***** Record set *****
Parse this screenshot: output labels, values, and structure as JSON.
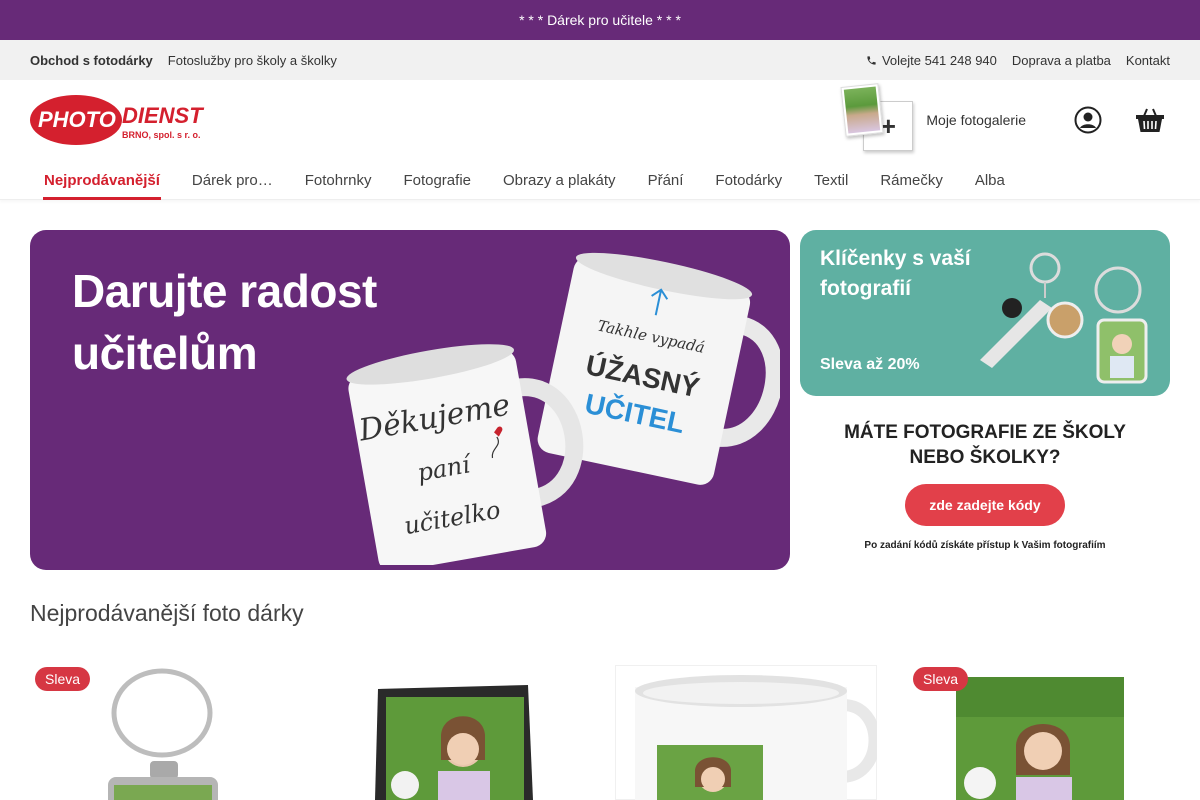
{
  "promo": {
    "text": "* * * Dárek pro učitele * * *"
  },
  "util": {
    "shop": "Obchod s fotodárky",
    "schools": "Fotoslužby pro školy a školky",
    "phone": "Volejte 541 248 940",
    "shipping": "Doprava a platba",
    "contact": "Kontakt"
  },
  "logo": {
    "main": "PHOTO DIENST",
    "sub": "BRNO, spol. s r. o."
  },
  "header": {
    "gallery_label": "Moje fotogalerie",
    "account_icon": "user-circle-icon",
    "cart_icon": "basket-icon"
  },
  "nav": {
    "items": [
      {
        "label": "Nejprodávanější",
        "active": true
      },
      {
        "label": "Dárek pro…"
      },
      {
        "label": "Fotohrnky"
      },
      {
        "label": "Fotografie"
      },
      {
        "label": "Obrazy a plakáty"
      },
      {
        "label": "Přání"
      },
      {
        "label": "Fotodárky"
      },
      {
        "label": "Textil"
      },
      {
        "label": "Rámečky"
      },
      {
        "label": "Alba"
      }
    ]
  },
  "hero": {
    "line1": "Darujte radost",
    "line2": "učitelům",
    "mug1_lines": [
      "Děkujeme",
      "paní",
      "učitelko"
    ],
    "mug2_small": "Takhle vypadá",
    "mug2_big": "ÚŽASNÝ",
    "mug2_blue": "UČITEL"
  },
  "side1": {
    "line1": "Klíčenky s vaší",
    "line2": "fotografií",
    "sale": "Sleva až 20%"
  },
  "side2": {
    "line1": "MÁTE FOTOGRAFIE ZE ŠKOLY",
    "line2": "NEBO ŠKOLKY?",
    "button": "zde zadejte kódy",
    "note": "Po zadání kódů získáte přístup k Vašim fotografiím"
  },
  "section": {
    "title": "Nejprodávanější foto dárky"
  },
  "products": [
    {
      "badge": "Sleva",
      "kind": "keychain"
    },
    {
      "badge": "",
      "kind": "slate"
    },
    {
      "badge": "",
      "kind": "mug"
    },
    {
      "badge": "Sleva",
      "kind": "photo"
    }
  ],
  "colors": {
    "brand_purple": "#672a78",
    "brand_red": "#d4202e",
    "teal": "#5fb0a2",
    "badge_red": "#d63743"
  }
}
*****
***** Record set *****
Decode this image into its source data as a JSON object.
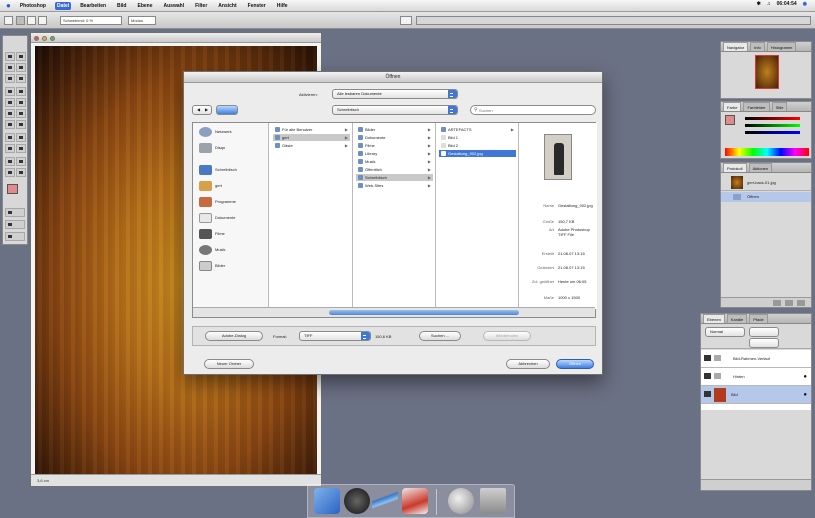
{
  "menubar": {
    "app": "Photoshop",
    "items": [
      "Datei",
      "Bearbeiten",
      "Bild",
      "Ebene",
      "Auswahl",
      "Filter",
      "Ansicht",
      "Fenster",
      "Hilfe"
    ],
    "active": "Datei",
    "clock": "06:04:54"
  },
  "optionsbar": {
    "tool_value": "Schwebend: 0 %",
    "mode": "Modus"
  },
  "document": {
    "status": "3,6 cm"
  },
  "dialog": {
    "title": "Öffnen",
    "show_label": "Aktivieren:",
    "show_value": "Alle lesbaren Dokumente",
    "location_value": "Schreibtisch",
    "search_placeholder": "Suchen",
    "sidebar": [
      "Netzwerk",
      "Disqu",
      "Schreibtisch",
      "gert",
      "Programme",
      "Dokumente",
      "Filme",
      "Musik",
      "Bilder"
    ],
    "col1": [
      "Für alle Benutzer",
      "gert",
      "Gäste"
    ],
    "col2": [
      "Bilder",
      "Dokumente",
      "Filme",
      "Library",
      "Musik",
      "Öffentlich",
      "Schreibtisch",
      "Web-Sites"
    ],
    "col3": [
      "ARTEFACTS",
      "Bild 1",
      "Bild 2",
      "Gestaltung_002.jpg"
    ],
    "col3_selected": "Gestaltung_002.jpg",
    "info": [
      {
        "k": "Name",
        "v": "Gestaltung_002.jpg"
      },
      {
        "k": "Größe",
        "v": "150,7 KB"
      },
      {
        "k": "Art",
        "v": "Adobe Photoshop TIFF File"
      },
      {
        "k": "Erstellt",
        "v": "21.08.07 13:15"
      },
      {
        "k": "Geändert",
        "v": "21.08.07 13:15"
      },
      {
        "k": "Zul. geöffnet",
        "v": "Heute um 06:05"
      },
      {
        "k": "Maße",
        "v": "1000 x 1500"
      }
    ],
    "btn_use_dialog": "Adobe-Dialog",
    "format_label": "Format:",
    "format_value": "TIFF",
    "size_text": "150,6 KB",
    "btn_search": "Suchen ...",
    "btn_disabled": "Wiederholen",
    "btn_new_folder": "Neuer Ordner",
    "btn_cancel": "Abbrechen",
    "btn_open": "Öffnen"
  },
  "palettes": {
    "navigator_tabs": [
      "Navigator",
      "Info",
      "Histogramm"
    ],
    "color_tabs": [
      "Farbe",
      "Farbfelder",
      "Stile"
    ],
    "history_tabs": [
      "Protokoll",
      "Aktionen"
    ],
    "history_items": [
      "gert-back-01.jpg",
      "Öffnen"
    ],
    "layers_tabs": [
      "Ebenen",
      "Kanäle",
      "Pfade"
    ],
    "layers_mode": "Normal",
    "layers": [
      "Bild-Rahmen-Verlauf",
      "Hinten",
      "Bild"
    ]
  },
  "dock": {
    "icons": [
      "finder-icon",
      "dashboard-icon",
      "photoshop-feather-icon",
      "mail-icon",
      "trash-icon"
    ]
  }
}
*****
***** Record set *****
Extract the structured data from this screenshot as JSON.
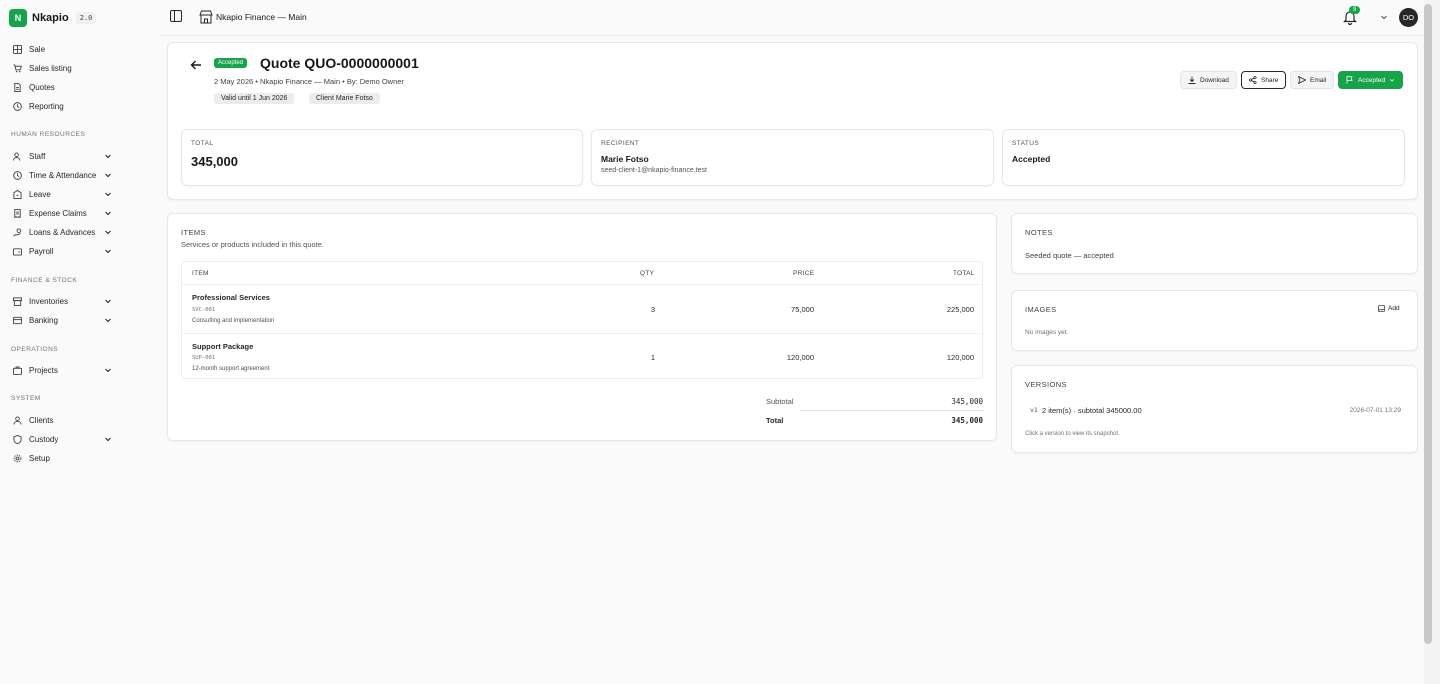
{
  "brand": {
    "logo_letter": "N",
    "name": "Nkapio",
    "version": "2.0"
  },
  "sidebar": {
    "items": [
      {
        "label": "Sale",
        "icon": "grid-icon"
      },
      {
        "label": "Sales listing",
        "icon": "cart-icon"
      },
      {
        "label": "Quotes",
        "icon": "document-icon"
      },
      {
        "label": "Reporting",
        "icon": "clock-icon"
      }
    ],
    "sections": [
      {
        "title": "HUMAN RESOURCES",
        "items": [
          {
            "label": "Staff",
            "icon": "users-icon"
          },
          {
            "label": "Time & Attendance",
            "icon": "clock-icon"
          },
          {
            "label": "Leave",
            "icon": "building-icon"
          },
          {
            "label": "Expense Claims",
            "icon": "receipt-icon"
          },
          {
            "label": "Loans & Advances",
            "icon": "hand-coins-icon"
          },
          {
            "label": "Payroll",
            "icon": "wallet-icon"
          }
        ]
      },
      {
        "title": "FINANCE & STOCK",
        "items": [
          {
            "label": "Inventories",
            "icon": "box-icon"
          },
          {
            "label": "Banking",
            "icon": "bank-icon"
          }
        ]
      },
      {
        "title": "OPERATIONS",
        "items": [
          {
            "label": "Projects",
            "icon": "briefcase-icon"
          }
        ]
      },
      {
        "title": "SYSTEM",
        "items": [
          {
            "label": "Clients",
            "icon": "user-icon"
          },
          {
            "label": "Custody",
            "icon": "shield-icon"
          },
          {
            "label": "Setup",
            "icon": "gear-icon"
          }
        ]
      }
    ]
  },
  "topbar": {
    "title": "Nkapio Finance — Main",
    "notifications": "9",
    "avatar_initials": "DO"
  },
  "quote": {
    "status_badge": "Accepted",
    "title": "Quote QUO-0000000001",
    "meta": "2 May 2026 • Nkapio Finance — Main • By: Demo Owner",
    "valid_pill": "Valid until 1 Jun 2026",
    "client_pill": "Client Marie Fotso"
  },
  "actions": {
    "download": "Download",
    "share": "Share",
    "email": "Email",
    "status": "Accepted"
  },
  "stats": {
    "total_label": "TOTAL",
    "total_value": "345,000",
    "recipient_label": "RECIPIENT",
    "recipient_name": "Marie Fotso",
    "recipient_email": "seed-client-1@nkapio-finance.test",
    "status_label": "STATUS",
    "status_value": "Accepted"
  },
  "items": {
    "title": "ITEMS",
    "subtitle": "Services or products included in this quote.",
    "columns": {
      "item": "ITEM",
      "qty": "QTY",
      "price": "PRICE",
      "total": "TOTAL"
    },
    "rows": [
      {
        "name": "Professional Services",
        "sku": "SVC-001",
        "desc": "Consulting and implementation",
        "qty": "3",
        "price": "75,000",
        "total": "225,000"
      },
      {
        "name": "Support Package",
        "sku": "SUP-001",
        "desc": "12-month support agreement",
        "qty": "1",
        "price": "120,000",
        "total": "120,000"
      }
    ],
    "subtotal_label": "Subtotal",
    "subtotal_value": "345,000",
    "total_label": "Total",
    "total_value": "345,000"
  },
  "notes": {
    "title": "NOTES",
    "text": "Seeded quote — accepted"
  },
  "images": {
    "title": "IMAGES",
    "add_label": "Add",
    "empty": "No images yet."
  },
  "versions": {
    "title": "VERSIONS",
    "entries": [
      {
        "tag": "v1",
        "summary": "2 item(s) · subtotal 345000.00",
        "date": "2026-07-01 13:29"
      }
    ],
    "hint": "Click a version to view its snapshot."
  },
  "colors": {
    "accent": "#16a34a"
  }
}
*****
Look for the word "desc" and return every line where it occurs.

        "desc": "Consulting and implementation",
        "desc": "12-month support agreement",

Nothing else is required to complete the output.